Knüpfe an das Ende des Textes über die Dingler’sche Maschinenfabrik in Zweibrücken an und schreibe ihn weiter.

Ausgangstext:
------------------------------------------------

1857 erfolgte in Zweibrücken der Anschluss an das Eisenbahnnetz, der erste Bahnhof entstand damals auf dem Werksgelände von Dingler. Durch die Anbindung ans Schienennetz mussten die schweren Güterwagen nicht mehr mit Pferden zum Bahnhof nach Homburg gezogen werden, auch seine anderen Produkte konnte er von da an einfacher und schneller zum Bestimmungsort versenden. Im gleichen Jahr erwarb er ein angrenzendes Grundstück und ließ darauf eine weitere Produktionshalle errichten, auch die alte Gießerei wurde beseitigt und durch eine größere ersetzt, wodurch die Produktionszahlen erneut anstiegen.

Im Jahre 1858 verstarb Christian (Wilhelm Nikolaus) Dingler, bereits zu seinen Lebzeiten war die Dingler’sche Maschinenfabrik in Deutschland und auch zum Teil in Europa marktführend in den Bereichen Buchdruckpressen sowie im Kessel- und Dampfmaschinenbau. Seine Nachfolger knüpften nahtlos daran an. Dingler’s Maschinenfabrik gehörte zweifellos zu den Pionieren der Industrialisierung Deutschlands, er selbst zählt zu den bedeutendsten Entwicklern und Erfindern in den Fachbereichen Druckpressenherstellung und Wärmekraftmaschinenbau.

------------------------------------------------

Ausgewählte Einträge:
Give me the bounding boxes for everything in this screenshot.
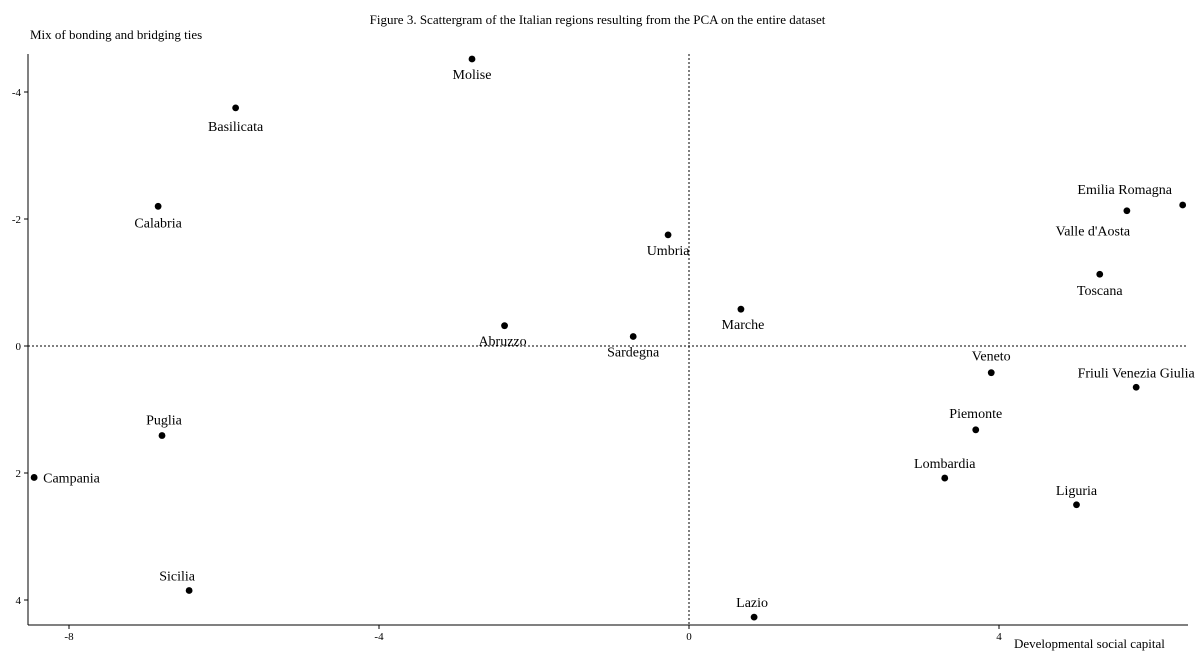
y-axis-label: Mix of bonding and bridging ties (30, 27, 203, 42)
y-tick-label: 2 (16, 468, 22, 480)
reference-lines (28, 54, 1188, 625)
point-group: Friuli Venezia Giulia (1078, 366, 1195, 391)
point-label: Toscana (1077, 284, 1123, 299)
y-axis-ticks: -4 -2 0 2 4 (12, 87, 28, 607)
data-point (737, 305, 745, 313)
x-axis-label: Developmental social capital (1014, 636, 1165, 651)
data-point (664, 231, 672, 239)
point-group: Lombardia (914, 457, 976, 482)
point-label: Veneto (972, 350, 1011, 365)
point-label: Emilia Romagna (1077, 183, 1172, 198)
point-label: Calabria (134, 216, 182, 231)
point-group: Toscana (1077, 270, 1123, 299)
y-tick-label: 4 (16, 595, 22, 607)
point-label: Abruzzo (478, 335, 526, 350)
data-point (154, 202, 162, 210)
plot-frame (27, 54, 1188, 626)
point-label: Lazio (736, 596, 768, 611)
point-group: Calabria (134, 202, 183, 231)
point-group: Campania (30, 471, 101, 486)
data-point (1123, 207, 1131, 215)
point-label: Campania (43, 471, 101, 486)
point-group: Veneto (972, 350, 1011, 377)
data-point (1132, 383, 1140, 391)
point-group: Marche (722, 305, 765, 333)
data-point (941, 474, 949, 482)
x-tick-label: 0 (686, 631, 692, 643)
point-group: Piemonte (949, 407, 1002, 434)
chart-title: Figure 3. Scattergram of the Italian reg… (369, 12, 826, 27)
data-point (629, 333, 637, 340)
data-point (1096, 270, 1104, 278)
data-point (185, 587, 193, 594)
point-group: Basilicata (208, 104, 264, 135)
data-point (1073, 501, 1080, 509)
y-tick-label: 0 (16, 341, 22, 353)
point-label: Friuli Venezia Giulia (1078, 366, 1195, 381)
data-point (468, 55, 476, 63)
point-label: Puglia (146, 414, 183, 429)
point-group: Sicilia (159, 569, 196, 594)
data-points: Molise Basilicata Calabria Umbria Marche Abru… (30, 55, 1195, 621)
y-tick-label: -2 (12, 214, 21, 226)
x-tick-label: 4 (996, 631, 1002, 643)
point-label: Basilicata (208, 120, 264, 135)
x-axis-ticks: -8 -4 0 4 (64, 625, 1002, 643)
data-point (972, 426, 980, 434)
x-tick-label: -4 (374, 631, 384, 643)
point-group: Molise (453, 55, 492, 83)
data-point (1179, 201, 1187, 209)
data-point (501, 322, 508, 330)
point-label: Sicilia (159, 569, 196, 584)
point-label: Umbria (647, 244, 691, 259)
x-tick-label: -8 (64, 631, 74, 643)
point-label: Marche (722, 318, 765, 333)
point-group: Puglia (146, 414, 183, 439)
point-group: Sardegna (607, 333, 660, 360)
point-label: Lombardia (914, 457, 976, 472)
point-label: Molise (453, 68, 492, 83)
point-label: Piemonte (949, 407, 1002, 422)
point-group: Lazio (736, 596, 768, 621)
point-group: Emilia Romagna (1077, 183, 1187, 209)
data-point (987, 369, 995, 377)
point-label: Liguria (1056, 484, 1098, 499)
data-point (750, 613, 758, 621)
point-group: Liguria (1056, 484, 1098, 509)
point-label: Valle d'Aosta (1056, 225, 1131, 240)
data-point (232, 104, 240, 112)
point-group: Valle d'Aosta (1056, 207, 1131, 240)
data-point (158, 432, 166, 439)
y-tick-label: -4 (12, 87, 22, 99)
point-group: Abruzzo (478, 322, 527, 350)
point-label: Sardegna (607, 345, 660, 360)
data-point (30, 474, 38, 481)
point-group: Umbria (647, 231, 691, 259)
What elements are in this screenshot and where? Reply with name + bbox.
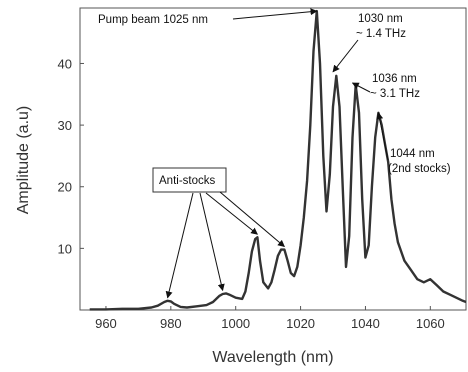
x-tick-label: 1040 [351, 316, 380, 331]
anti-stocks-box [152, 167, 227, 193]
y-tick-label: 10 [58, 241, 72, 256]
x-axis-label: Wavelength (nm) [212, 349, 333, 366]
arrow-anti-stocks-980 [165, 192, 194, 299]
plot-area-frame [79, 7, 467, 311]
arrow-pump [232, 8, 318, 20]
x-tick-label: 960 [95, 316, 117, 331]
x-tick-label: 980 [160, 316, 182, 331]
y-tick-label: 20 [58, 180, 72, 195]
arrow-anti-stocks-1007 [205, 192, 258, 235]
annotation-1030nm: 1030 nm ~ 1.4 THz [356, 13, 406, 40]
spectrum-line [89, 9, 467, 311]
y-tick-label: 30 [58, 118, 72, 133]
x-tick-label: 1000 [221, 316, 250, 331]
x-tick-label: 1060 [416, 316, 445, 331]
y-axis-label: Amplitude (a.u) [15, 106, 32, 215]
x-tick-label: 1020 [286, 316, 315, 331]
annotation-1044nm: 1044 nm (2nd stocks) [388, 148, 451, 175]
arrow-1030nm [332, 39, 359, 73]
annotation-pump: Pump beam 1025 nm [98, 14, 208, 26]
x-axis-ticks: 960 980 1000 1020 1040 1060 [95, 306, 445, 331]
y-tick-label: 40 [58, 56, 72, 71]
arrow-anti-stocks-1015 [219, 191, 285, 248]
annotation-1036nm: 1036 nm ~ 3.1 THz [370, 73, 420, 100]
y-axis-ticks: 10 20 30 40 [58, 56, 84, 256]
arrow-1044nm [376, 112, 389, 161]
arrow-anti-stocks-996 [199, 192, 225, 292]
anti-stocks-label: Anti-stocks [159, 175, 215, 187]
arrow-1036nm [351, 82, 371, 93]
annotations: Pump beam 1025 nm 1030 nm ~ 1.4 THz 1036… [98, 8, 451, 299]
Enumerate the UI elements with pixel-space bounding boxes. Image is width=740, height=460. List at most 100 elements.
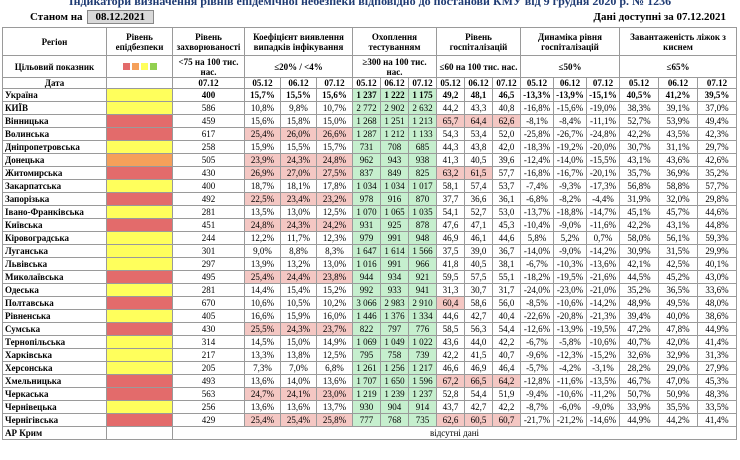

------------------------------------------------

Ausgabe:
 

 

 

7,) Johann Gottfried Dingler

Geb. 2. November 1803, † 29. Oktober 1875 in Zweibrücken

Jurist und Mitglied des bayerischen Landtags

 

Nach dem Besuch des Gymnasiums in Zweibrücken studierte er Theologie und Rechtswissenschaften an den Universitäten in Heidelberg und Erlangen. Im Jahr 1822 schloss sich Dingler der alten Erlanger Burschenschaft an, 1829 wurde er Rechtskandidat und Ergänzungsrichter am Bezirksgericht Zweibrücken und 1833 Friedensgerichtsschreiber in Annweiler. Zwei Jahre später übernahm er das Amt des Bezirksrichters in Kaiserslautern, 1847 wurde er zum 2. Staatsprokurator am Appellationsgericht in Zweibrücken ernannt und 1849 zum Appellationsgerichtsrat.

Als Mitglied des bayrischen Landtags war er von 1863 bis 1874 im Gesetzgebungsausschuss des 4. Wahlbezirks Zweibrücken/Pirmasens tätig.

Er wurde mit dem königlich-bayerischen Verdienstorden vom Heiligen Michael" 1. Klasse, zum Ritter geadelt.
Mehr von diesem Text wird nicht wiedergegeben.